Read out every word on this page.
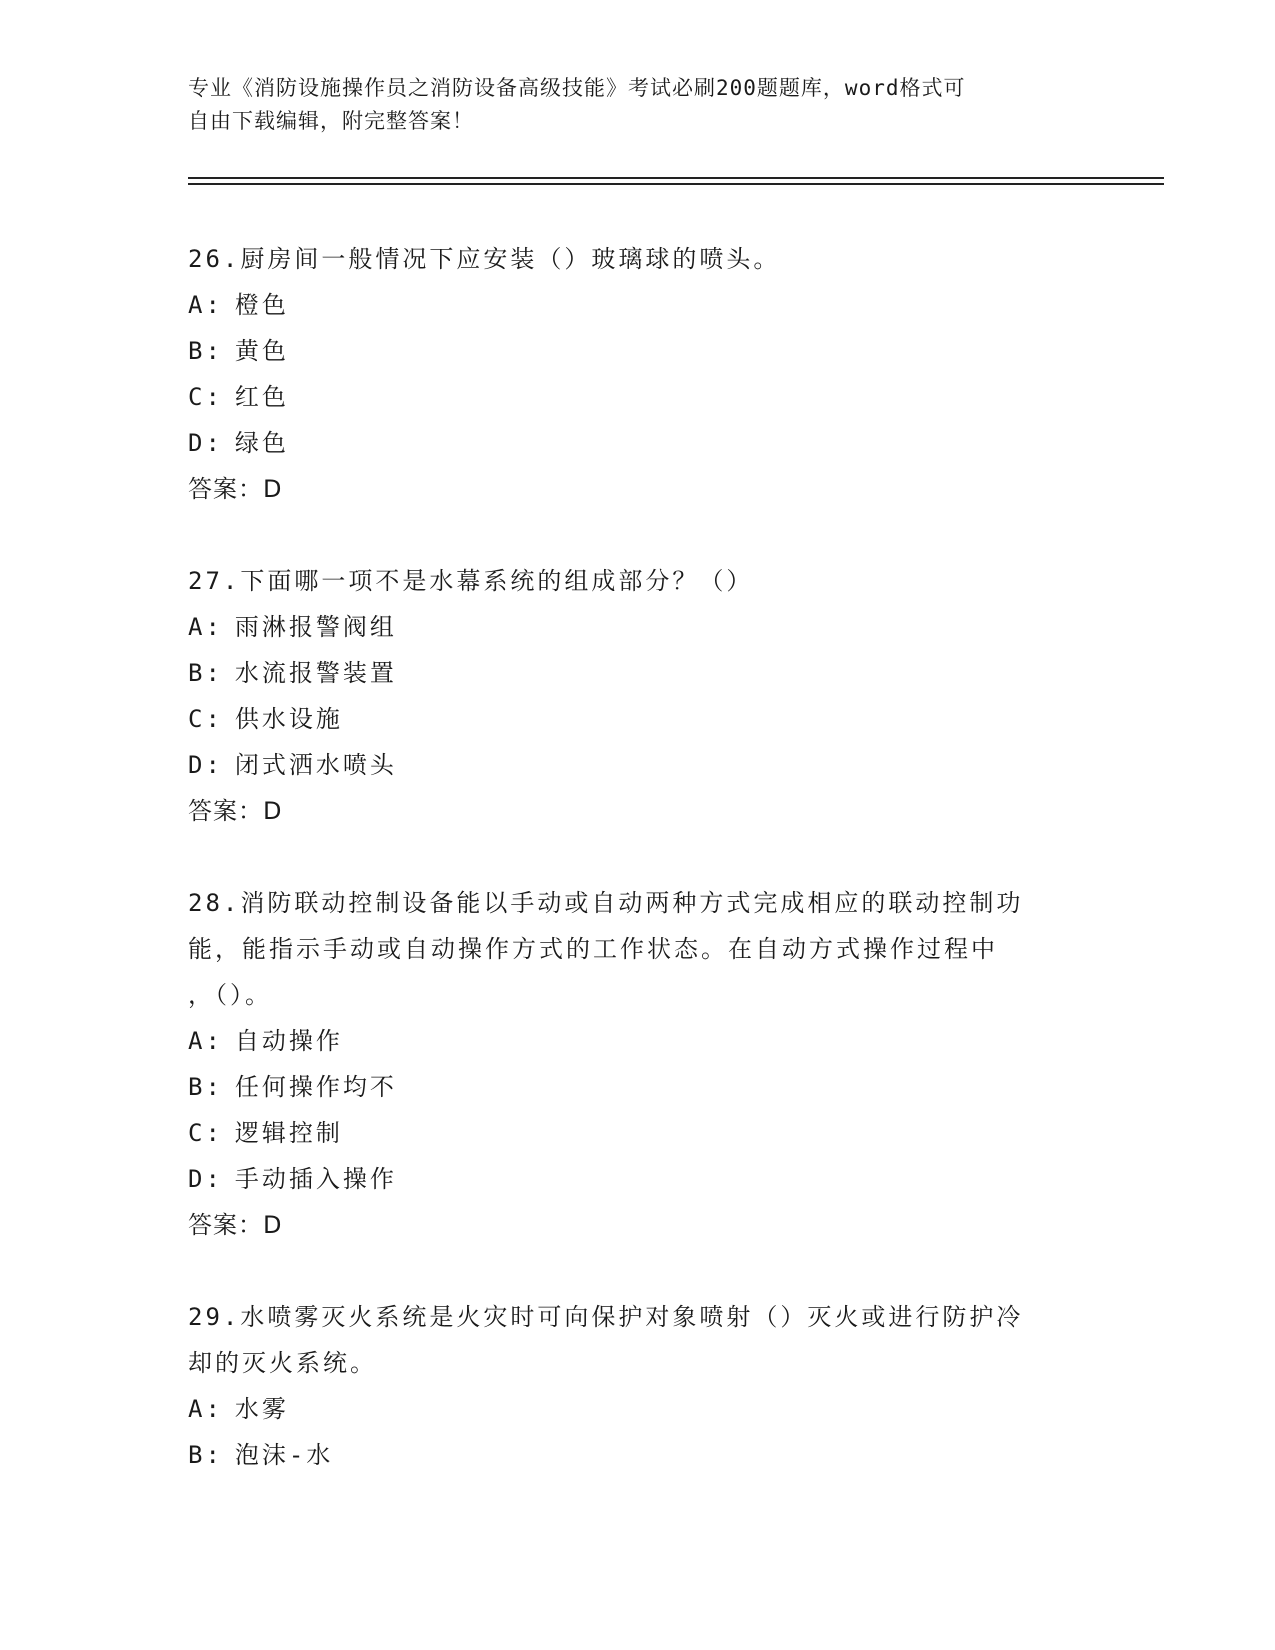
专业《消防设施操作员之消防设备高级技能》考试必刷200题题库，word格式可
自由下载编辑，附完整答案！

26.厨房间一般情况下应安装（）玻璃球的喷头。

A: 橙色

B: 黄色

C: 红色

D: 绿色

答案：D

27.下面哪一项不是水幕系统的组成部分？（）

A: 雨淋报警阀组

B: 水流报警装置

C: 供水设施

D: 闭式洒水喷头

答案：D

28.消防联动控制设备能以手动或自动两种方式完成相应的联动控制功

能，能指示手动或自动操作方式的工作状态。在自动方式操作过程中

，（）。

A: 自动操作

B: 任何操作均不

C: 逻辑控制

D: 手动插入操作

答案：D

29.水喷雾灭火系统是火灾时可向保护对象喷射（）灭火或进行防护冷

却的灭火系统。

A: 水雾

B: 泡沫-水
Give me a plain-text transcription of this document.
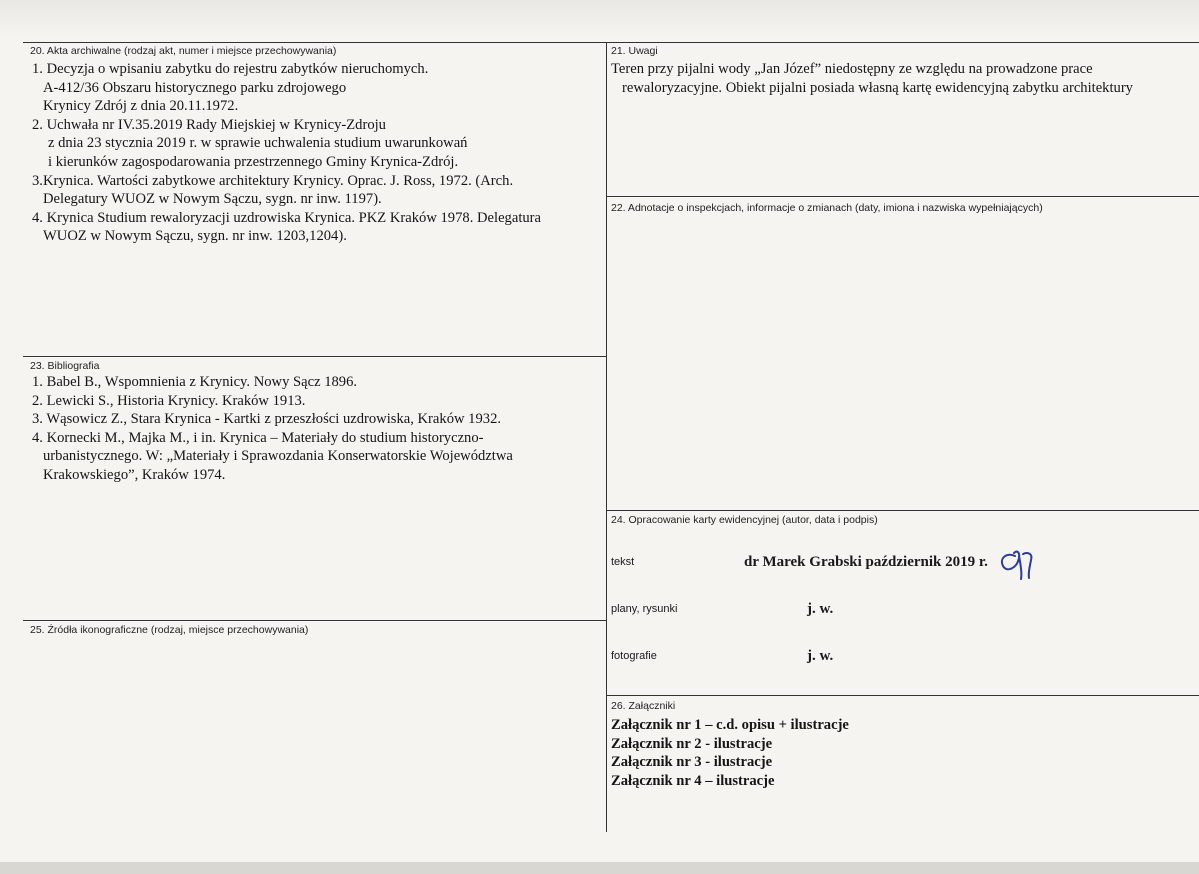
20. Akta archiwalne (rodzaj akt, numer i miejsce przechowywania)
1. Decyzja o wpisaniu zabytku do rejestru zabytków nieruchomych.
A-412/36 Obszaru historycznego parku zdrojowego
Krynicy Zdrój z dnia 20.11.1972.
2. Uchwała nr IV.35.2019 Rady Miejskiej w Krynicy-Zdroju
z dnia 23 stycznia 2019 r. w sprawie uchwalenia studium uwarunkowań
i kierunków zagospodarowania przestrzennego Gminy Krynica-Zdrój.
3.Krynica. Wartości zabytkowe architektury Krynicy. Oprac. J. Ross, 1972. (Arch.
Delegatury WUOZ w Nowym Sączu, sygn. nr inw. 1197).
4. Krynica Studium rewaloryzacji uzdrowiska Krynica. PKZ Kraków 1978. Delegatura
WUOZ w Nowym Sączu, sygn. nr inw. 1203,1204).
21. Uwagi
Teren przy pijalni wody „Jan Józef” niedostępny ze względu na prowadzone prace
rewaloryzacyjne. Obiekt pijalni posiada własną kartę ewidencyjną zabytku architektury
22. Adnotacje o inspekcjach, informacje o zmianach (daty, imiona i nazwiska wypełniających)
23. Bibliografia
1. Babel B., Wspomnienia z Krynicy. Nowy Sącz 1896.
2. Lewicki S., Historia Krynicy. Kraków 1913.
3. Wąsowicz Z., Stara Krynica - Kartki z przeszłości uzdrowiska, Kraków 1932.
4. Kornecki M., Majka M., i in. Krynica – Materiały do studium historyczno-
urbanistycznego. W: „Materiały i Sprawozdania Konserwatorskie Województwa
Krakowskiego”, Kraków 1974.
24. Opracowanie karty ewidencyjnej (autor, data i podpis)
tekst	dr Marek Grabski październik 2019 r.
plany, rysunki	j. w.
fotografie	j. w.
25. Źródła ikonograficzne (rodzaj, miejsce przechowywania)
26. Załączniki
Załącznik nr 1 – c.d. opisu + ilustracje
Załącznik nr 2 - ilustracje
Załącznik nr 3 - ilustracje
Załącznik nr 4 – ilustracje
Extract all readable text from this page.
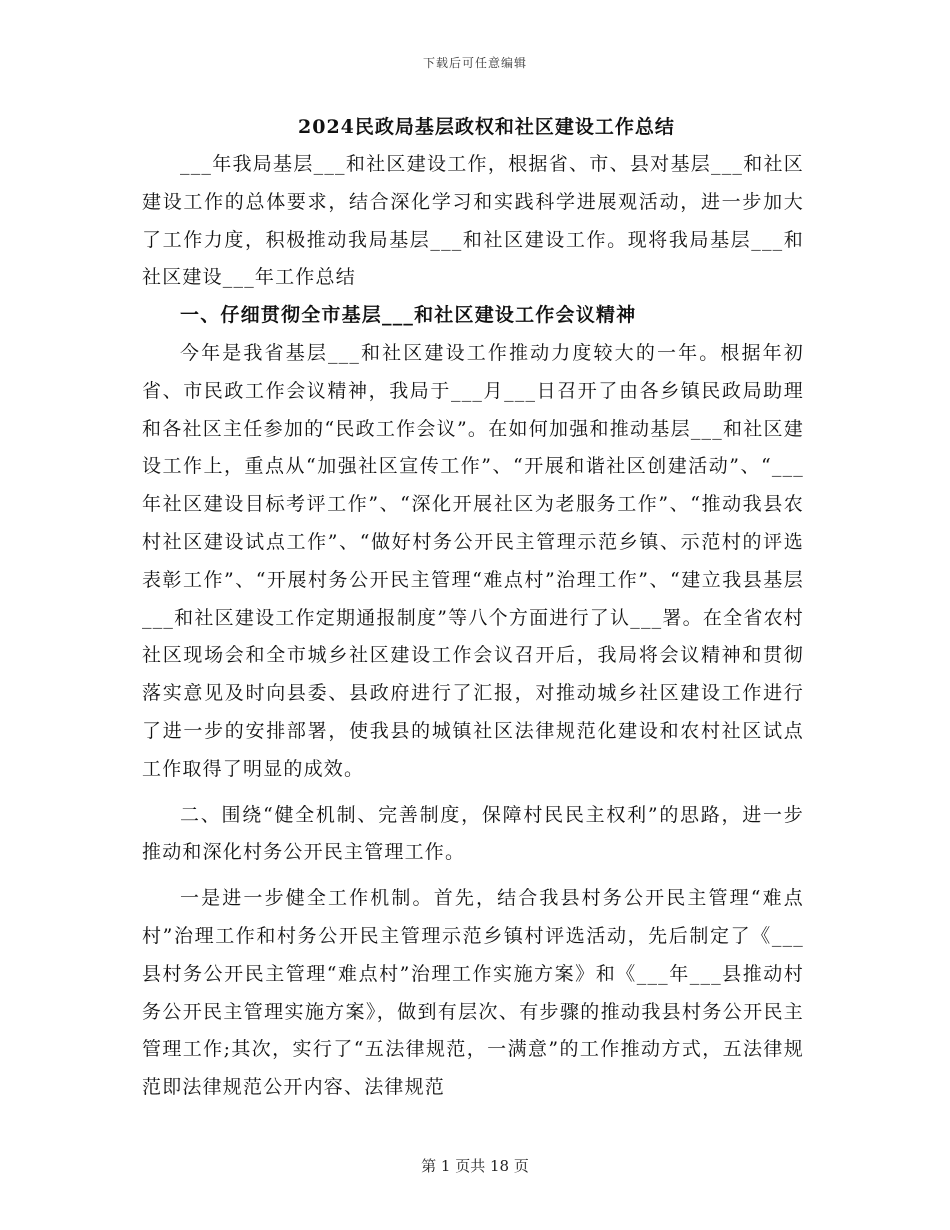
下载后可任意编辑
2024民政局基层政权和社区建设工作总结

___年我局基层___和社区建设工作，根据省、市、县对基层___和社区建设工作的总体要求，结合深化学习和实践科学进展观活动，进一步加大了工作力度，积极推动我局基层___和社区建设工作。现将我局基层___和社区建设___年工作总结

一、仔细贯彻全市基层___和社区建设工作会议精神

今年是我省基层___和社区建设工作推动力度较大的一年。根据年初省、市民政工作会议精神，我局于___月___日召开了由各乡镇民政局助理和各社区主任参加的“民政工作会议”。在如何加强和推动基层___和社区建设工作上，重点从“加强社区宣传工作”、“开展和谐社区创建活动”、“___年社区建设目标考评工作”、“深化开展社区为老服务工作”、“推动我县农村社区建设试点工作”、“做好村务公开民主管理示范乡镇、示范村的评选表彰工作”、“开展村务公开民主管理“难点村”治理工作”、“建立我县基层___和社区建设工作定期通报制度”等八个方面进行了认___署。在全省农村社区现场会和全市城乡社区建设工作会议召开后，我局将会议精神和贯彻落实意见及时向县委、县政府进行了汇报，对推动城乡社区建设工作进行了进一步的安排部署，使我县的城镇社区法律规范化建设和农村社区试点工作取得了明显的成效。

二、围绕“健全机制、完善制度，保障村民民主权利”的思路，进一步推动和深化村务公开民主管理工作。

一是进一步健全工作机制。首先，结合我县村务公开民主管理“难点村”治理工作和村务公开民主管理示范乡镇村评选活动，先后制定了《___县村务公开民主管理“难点村”治理工作实施方案》和《___年___县推动村务公开民主管理实施方案》，做到有层次、有步骤的推动我县村务公开民主管理工作;其次，实行了“五法律规范，一满意”的工作推动方式，五法律规范即法律规范公开内容、法律规范

第 1 页共 18 页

▶ Exercise goal:
Every entry above is to be set down exactly; the pictures are to be left out.

▶ Output below:
Read out every word on this page.
专业《消防设施操作员之消防设备高级技能》考试必刷200题题库，word格式可
自由下载编辑，附完整答案！

26.厨房间一般情况下应安装（）玻璃球的喷头。

A: 橙色

B: 黄色

C: 红色

D: 绿色

答案：D

27.下面哪一项不是水幕系统的组成部分？（）

A: 雨淋报警阀组

B: 水流报警装置

C: 供水设施

D: 闭式洒水喷头

答案：D

28.消防联动控制设备能以手动或自动两种方式完成相应的联动控制功

能，能指示手动或自动操作方式的工作状态。在自动方式操作过程中

，（）。

A: 自动操作

B: 任何操作均不

C: 逻辑控制

D: 手动插入操作

答案：D

29.水喷雾灭火系统是火灾时可向保护对象喷射（）灭火或进行防护冷

却的灭火系统。

A: 水雾

B: 泡沫-水
Give me a plain-text transcription of this document.
20. Akta archiwalne (rodzaj akt, numer i miejsce przechowywania)
1. Decyzja o wpisaniu zabytku do rejestru zabytków nieruchomych.
A-412/36 Obszaru historycznego parku zdrojowego
Krynicy Zdrój z dnia 20.11.1972.
2. Uchwała nr IV.35.2019 Rady Miejskiej w Krynicy-Zdroju
z dnia 23 stycznia 2019 r. w sprawie uchwalenia studium uwarunkowań
i kierunków zagospodarowania przestrzennego Gminy Krynica-Zdrój.
3.Krynica. Wartości zabytkowe architektury Krynicy. Oprac. J. Ross, 1972. (Arch.
Delegatury WUOZ w Nowym Sączu, sygn. nr inw. 1197).
4. Krynica Studium rewaloryzacji uzdrowiska Krynica. PKZ Kraków 1978. Delegatura
WUOZ w Nowym Sączu, sygn. nr inw. 1203,1204).
21. Uwagi
Teren przy pijalni wody „Jan Józef” niedostępny ze względu na prowadzone prace
rewaloryzacyjne. Obiekt pijalni posiada własną kartę ewidencyjną zabytku architektury
22. Adnotacje o inspekcjach, informacje o zmianach (daty, imiona i nazwiska wypełniających)
23. Bibliografia
1. Babel B., Wspomnienia z Krynicy. Nowy Sącz 1896.
2. Lewicki S., Historia Krynicy. Kraków 1913.
3. Wąsowicz Z., Stara Krynica - Kartki z przeszłości uzdrowiska, Kraków 1932.
4. Kornecki M., Majka M., i in. Krynica – Materiały do studium historyczno-
urbanistycznego. W: „Materiały i Sprawozdania Konserwatorskie Województwa
Krakowskiego”, Kraków 1974.
24. Opracowanie karty ewidencyjnej (autor, data i podpis)
tekst	dr Marek Grabski październik 2019 r.
plany, rysunki	j. w.
fotografie	j. w.
25. Źródła ikonograficzne (rodzaj, miejsce przechowywania)
26. Załączniki
Załącznik nr 1 – c.d. opisu + ilustracje
Załącznik nr 2 - ilustracje
Załącznik nr 3 - ilustracje
Załącznik nr 4 – ilustracje
Extract all readable text from this page.
下载后可任意编辑
2024民政局基层政权和社区建设工作总结

___年我局基层___和社区建设工作，根据省、市、县对基层___和社区建设工作的总体要求，结合深化学习和实践科学进展观活动，进一步加大了工作力度，积极推动我局基层___和社区建设工作。现将我局基层___和社区建设___年工作总结

一、仔细贯彻全市基层___和社区建设工作会议精神

今年是我省基层___和社区建设工作推动力度较大的一年。根据年初省、市民政工作会议精神，我局于___月___日召开了由各乡镇民政局助理和各社区主任参加的“民政工作会议”。在如何加强和推动基层___和社区建设工作上，重点从“加强社区宣传工作”、“开展和谐社区创建活动”、“___年社区建设目标考评工作”、“深化开展社区为老服务工作”、“推动我县农村社区建设试点工作”、“做好村务公开民主管理示范乡镇、示范村的评选表彰工作”、“开展村务公开民主管理“难点村”治理工作”、“建立我县基层___和社区建设工作定期通报制度”等八个方面进行了认___署。在全省农村社区现场会和全市城乡社区建设工作会议召开后，我局将会议精神和贯彻落实意见及时向县委、县政府进行了汇报，对推动城乡社区建设工作进行了进一步的安排部署，使我县的城镇社区法律规范化建设和农村社区试点工作取得了明显的成效。

二、围绕“健全机制、完善制度，保障村民民主权利”的思路，进一步推动和深化村务公开民主管理工作。

一是进一步健全工作机制。首先，结合我县村务公开民主管理“难点村”治理工作和村务公开民主管理示范乡镇村评选活动，先后制定了《___县村务公开民主管理“难点村”治理工作实施方案》和《___年___县推动村务公开民主管理实施方案》，做到有层次、有步骤的推动我县村务公开民主管理工作;其次，实行了“五法律规范，一满意”的工作推动方式，五法律规范即法律规范公开内容、法律规范

第 1 页共 18 页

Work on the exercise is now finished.